Could you copy every line from the material below in which "JSON" appears?

### Extracted entries
+ + + + +
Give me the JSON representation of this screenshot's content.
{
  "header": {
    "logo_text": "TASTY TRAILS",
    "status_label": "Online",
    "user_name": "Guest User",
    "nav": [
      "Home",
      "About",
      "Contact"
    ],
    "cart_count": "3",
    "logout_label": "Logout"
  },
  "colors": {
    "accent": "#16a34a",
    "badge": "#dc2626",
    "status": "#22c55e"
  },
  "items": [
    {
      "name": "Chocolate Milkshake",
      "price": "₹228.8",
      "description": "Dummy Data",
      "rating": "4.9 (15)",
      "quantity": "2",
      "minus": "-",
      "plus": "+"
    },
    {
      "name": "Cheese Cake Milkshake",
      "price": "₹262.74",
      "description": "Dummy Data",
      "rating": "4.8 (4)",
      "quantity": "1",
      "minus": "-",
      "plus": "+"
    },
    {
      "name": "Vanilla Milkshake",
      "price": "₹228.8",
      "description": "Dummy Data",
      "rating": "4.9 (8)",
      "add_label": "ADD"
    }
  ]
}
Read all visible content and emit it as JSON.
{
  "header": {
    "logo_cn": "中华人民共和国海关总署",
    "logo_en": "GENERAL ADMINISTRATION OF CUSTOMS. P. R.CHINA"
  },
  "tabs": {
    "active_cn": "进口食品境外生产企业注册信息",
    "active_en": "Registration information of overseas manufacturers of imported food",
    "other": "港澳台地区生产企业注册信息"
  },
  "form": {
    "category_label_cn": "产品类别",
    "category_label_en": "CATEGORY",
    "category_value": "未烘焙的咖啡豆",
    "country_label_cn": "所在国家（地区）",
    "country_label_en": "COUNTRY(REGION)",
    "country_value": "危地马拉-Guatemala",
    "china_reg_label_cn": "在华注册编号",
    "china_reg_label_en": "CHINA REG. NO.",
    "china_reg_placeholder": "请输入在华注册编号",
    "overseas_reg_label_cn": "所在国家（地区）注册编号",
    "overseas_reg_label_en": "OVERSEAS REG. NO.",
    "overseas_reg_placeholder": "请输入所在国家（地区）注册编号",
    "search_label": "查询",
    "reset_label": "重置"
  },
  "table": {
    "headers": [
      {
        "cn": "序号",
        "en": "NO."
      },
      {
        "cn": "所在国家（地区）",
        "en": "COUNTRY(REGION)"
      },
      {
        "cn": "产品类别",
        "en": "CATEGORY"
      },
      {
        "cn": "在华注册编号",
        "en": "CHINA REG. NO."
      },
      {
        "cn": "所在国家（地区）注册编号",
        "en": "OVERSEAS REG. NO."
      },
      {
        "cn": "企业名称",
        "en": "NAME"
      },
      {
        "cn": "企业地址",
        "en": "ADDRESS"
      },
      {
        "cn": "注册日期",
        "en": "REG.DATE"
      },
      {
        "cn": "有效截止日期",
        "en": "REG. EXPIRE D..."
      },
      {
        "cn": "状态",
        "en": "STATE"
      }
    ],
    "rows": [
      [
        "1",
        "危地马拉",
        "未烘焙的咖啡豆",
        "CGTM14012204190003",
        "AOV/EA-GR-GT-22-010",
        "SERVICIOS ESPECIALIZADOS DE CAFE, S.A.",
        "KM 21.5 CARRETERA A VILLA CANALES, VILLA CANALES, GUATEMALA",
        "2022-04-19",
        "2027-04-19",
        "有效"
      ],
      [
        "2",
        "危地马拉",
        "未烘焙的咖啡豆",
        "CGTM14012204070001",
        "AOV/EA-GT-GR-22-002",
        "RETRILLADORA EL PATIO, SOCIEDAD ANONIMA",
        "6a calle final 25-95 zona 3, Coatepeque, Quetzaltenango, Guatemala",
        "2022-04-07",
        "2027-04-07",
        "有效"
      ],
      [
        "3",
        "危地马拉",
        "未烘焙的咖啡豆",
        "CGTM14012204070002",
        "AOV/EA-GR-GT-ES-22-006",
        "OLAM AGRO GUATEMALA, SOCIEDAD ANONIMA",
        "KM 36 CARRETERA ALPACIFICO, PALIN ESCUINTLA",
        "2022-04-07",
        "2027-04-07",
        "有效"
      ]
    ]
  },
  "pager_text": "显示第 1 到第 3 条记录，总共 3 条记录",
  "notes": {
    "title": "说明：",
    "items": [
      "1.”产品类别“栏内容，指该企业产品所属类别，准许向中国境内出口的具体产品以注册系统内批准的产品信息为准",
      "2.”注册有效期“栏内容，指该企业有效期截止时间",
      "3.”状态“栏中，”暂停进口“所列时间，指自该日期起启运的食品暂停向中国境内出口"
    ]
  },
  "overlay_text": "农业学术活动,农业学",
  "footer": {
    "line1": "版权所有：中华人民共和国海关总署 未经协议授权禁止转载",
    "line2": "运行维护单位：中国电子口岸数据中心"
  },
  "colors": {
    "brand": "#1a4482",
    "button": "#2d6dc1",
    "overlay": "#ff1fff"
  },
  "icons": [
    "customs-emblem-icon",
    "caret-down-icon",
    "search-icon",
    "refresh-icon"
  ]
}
+ + + + +
### Full solution
Give me the JSON representation of this screenshot's content.
Read all visible content and emit it as JSON.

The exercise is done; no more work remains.